REQUEST:
Your task is to tally the lines of the listing containing the word "مقتل" and report the figure alone.

[begin MATERIAL FOR THIS TASK]

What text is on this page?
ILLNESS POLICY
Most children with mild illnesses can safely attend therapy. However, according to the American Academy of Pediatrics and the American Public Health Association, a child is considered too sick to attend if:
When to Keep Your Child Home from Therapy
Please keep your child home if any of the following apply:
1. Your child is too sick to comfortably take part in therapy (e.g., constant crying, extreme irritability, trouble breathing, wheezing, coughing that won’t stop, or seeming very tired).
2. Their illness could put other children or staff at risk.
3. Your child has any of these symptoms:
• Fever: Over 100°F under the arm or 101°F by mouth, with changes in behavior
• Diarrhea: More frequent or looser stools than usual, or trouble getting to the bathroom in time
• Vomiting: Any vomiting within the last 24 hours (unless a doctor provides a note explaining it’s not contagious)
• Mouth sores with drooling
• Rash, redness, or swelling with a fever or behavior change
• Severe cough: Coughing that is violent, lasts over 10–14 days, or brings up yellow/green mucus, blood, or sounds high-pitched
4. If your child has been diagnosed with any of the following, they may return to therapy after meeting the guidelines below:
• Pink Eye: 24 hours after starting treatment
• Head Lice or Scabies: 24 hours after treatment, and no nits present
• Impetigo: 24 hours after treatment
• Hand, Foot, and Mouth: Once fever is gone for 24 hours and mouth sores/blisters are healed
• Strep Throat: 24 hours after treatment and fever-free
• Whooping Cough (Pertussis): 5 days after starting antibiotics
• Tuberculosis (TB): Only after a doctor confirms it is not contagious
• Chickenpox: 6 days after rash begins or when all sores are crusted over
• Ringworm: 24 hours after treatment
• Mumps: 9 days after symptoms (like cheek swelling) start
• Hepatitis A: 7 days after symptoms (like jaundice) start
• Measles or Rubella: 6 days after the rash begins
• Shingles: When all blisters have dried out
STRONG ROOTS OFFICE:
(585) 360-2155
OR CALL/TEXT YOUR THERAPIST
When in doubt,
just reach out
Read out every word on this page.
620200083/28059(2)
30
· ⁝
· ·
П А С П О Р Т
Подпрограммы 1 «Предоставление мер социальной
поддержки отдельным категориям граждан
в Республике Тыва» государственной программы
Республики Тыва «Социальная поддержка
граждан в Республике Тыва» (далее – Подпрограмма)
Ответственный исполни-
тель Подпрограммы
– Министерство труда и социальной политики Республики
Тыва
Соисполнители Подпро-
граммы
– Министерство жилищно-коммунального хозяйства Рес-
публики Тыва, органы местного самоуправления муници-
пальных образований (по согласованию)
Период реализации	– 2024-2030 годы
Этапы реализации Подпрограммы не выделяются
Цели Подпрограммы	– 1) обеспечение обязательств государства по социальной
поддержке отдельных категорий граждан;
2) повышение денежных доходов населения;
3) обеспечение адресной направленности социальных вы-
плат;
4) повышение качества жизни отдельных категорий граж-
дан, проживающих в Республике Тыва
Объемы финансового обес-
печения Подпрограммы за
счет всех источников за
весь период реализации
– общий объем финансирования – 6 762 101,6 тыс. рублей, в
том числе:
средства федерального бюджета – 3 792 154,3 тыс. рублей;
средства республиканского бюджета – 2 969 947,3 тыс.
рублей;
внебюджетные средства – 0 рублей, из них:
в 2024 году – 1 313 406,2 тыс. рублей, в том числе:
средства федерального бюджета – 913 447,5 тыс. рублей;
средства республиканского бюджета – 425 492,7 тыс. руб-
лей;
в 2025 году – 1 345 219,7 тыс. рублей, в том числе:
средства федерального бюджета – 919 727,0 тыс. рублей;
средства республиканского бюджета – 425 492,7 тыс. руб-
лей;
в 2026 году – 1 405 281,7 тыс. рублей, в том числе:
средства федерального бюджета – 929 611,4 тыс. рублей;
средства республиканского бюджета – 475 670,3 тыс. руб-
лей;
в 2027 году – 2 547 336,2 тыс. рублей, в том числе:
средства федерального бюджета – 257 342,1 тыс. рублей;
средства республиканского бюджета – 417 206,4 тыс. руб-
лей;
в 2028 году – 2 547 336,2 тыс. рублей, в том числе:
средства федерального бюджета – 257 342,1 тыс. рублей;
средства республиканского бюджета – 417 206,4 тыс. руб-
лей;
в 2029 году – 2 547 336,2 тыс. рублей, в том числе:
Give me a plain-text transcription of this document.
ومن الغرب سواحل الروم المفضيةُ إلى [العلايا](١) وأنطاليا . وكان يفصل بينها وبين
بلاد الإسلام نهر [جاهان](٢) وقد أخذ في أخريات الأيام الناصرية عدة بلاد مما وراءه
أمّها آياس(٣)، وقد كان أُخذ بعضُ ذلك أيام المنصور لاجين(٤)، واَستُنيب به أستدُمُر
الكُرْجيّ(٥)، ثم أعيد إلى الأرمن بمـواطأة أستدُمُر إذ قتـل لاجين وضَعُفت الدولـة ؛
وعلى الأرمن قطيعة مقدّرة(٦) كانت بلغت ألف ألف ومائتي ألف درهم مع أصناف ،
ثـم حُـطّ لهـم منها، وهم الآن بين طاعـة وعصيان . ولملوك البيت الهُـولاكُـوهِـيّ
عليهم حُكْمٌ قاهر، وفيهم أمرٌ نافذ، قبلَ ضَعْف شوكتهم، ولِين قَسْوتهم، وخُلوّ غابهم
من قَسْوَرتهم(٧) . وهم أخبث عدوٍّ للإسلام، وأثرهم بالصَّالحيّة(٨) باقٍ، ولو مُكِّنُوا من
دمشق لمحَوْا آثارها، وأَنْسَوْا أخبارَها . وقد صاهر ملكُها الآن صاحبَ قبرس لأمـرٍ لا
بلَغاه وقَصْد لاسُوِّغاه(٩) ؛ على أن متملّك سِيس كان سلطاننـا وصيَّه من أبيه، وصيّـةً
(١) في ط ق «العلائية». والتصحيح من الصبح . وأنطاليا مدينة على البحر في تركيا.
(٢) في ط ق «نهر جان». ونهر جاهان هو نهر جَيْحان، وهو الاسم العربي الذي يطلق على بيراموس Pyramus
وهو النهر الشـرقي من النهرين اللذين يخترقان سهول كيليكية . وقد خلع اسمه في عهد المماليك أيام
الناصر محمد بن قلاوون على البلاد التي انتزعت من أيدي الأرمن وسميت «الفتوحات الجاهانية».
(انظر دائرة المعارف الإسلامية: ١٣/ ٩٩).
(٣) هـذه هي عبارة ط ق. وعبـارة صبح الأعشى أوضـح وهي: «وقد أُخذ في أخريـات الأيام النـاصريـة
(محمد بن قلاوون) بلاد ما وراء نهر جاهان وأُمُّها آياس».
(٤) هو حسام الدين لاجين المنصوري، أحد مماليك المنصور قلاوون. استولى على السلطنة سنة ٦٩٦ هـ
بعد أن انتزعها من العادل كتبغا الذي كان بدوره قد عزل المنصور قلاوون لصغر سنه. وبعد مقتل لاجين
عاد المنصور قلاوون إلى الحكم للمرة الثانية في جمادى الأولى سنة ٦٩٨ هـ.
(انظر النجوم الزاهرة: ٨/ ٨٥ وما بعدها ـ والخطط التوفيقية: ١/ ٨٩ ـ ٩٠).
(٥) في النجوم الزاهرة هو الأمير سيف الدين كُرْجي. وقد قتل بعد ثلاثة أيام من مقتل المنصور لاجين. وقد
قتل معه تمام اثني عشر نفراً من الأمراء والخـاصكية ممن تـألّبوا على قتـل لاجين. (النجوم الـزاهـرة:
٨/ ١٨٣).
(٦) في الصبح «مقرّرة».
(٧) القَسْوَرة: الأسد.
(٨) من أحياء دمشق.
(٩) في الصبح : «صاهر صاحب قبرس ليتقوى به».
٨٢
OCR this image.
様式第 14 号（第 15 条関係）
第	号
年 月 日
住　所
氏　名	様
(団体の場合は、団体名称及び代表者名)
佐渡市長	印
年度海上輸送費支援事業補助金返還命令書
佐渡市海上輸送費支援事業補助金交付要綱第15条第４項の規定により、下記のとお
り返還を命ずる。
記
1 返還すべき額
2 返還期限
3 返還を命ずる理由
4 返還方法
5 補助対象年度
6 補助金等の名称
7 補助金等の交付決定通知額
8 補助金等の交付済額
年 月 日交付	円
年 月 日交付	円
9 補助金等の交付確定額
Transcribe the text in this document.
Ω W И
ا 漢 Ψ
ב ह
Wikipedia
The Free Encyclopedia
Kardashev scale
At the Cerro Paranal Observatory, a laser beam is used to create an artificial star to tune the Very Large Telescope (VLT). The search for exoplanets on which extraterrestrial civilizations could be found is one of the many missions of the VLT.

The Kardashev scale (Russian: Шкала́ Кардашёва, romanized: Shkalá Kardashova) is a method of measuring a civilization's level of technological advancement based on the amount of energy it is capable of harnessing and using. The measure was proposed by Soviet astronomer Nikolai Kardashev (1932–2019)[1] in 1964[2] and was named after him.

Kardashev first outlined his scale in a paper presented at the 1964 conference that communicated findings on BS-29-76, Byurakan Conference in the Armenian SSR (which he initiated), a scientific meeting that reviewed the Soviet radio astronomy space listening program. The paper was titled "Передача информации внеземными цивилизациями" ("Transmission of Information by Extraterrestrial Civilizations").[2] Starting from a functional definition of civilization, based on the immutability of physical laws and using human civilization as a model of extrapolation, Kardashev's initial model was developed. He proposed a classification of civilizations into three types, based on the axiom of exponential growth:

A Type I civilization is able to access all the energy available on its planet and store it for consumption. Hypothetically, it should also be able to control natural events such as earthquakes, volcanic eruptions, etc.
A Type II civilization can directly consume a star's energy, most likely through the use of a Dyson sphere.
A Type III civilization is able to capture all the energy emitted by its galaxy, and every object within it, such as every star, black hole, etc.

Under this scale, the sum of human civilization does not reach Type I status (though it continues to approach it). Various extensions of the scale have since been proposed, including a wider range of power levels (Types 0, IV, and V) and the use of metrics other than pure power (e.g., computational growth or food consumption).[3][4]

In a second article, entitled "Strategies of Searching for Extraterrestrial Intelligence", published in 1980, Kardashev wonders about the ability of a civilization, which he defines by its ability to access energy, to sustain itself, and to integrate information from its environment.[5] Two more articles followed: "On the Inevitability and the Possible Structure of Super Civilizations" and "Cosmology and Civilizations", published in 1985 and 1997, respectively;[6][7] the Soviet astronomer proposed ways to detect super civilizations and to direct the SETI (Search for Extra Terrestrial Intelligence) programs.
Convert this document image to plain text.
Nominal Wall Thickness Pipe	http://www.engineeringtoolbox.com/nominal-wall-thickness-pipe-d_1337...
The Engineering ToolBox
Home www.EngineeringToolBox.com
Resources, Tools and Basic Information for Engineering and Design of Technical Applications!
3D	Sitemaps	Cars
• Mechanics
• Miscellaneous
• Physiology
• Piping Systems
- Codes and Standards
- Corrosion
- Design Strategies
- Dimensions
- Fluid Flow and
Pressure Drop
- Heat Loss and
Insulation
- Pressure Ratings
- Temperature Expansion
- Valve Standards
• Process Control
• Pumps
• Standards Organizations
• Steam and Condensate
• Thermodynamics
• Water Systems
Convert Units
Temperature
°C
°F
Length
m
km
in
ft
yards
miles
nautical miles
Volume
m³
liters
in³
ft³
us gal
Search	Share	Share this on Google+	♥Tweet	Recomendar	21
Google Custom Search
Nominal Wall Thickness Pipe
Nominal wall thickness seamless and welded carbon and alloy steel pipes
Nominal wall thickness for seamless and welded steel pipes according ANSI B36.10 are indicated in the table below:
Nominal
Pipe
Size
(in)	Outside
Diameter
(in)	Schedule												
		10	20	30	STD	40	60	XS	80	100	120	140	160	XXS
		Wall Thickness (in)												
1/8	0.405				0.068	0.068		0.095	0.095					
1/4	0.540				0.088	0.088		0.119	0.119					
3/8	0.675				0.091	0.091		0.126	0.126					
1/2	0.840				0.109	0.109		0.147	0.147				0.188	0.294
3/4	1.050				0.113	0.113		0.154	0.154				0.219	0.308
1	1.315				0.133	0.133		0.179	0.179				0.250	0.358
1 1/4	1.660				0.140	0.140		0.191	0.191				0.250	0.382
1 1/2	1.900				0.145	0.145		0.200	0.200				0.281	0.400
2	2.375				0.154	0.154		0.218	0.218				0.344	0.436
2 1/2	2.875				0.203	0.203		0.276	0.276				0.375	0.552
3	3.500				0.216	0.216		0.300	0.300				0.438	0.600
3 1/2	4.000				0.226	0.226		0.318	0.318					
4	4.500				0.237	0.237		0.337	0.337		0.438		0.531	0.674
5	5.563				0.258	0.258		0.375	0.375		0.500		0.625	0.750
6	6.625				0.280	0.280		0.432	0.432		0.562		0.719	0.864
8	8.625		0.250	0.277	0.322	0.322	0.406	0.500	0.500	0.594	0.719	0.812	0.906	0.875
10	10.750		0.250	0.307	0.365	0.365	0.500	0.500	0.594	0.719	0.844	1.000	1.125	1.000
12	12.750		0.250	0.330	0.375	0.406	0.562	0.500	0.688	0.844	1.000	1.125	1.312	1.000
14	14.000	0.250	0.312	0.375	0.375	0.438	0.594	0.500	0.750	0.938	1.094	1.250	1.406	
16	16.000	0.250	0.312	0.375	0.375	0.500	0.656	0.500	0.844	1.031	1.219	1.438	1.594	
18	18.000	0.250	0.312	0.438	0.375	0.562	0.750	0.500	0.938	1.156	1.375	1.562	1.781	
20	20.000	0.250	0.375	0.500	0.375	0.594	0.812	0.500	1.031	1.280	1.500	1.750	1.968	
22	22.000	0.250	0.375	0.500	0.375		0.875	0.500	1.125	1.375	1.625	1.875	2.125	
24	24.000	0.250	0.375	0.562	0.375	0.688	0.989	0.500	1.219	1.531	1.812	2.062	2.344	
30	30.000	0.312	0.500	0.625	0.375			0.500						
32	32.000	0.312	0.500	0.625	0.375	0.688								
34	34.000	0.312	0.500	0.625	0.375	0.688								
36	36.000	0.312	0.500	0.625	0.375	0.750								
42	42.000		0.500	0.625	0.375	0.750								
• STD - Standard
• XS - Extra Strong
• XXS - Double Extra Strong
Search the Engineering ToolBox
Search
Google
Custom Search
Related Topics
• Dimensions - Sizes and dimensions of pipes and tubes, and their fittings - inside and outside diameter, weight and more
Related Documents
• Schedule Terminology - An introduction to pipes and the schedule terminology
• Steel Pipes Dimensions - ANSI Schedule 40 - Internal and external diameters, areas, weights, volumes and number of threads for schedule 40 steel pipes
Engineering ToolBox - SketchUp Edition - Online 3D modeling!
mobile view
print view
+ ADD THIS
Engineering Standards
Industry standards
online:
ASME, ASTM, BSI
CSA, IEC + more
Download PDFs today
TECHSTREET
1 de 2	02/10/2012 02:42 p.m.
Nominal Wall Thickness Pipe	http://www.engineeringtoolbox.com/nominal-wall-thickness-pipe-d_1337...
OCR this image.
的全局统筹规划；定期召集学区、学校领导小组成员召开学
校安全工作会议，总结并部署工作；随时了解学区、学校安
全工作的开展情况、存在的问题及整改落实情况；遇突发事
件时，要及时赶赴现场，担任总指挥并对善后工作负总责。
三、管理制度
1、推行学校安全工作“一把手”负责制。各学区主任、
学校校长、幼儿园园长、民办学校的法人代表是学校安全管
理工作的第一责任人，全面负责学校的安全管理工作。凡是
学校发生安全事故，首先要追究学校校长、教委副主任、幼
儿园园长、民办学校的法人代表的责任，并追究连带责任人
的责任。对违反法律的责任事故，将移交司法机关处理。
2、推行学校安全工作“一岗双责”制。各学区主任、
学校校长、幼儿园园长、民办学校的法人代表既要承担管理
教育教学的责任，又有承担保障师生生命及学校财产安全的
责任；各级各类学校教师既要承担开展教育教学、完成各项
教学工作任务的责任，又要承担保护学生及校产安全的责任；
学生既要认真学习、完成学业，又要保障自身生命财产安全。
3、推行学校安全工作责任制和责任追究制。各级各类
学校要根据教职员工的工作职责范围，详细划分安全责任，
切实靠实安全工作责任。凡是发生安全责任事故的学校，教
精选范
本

[end MATERIAL FOR THIS TASK]

SOLUTION FOR THIS PROBLEM:
2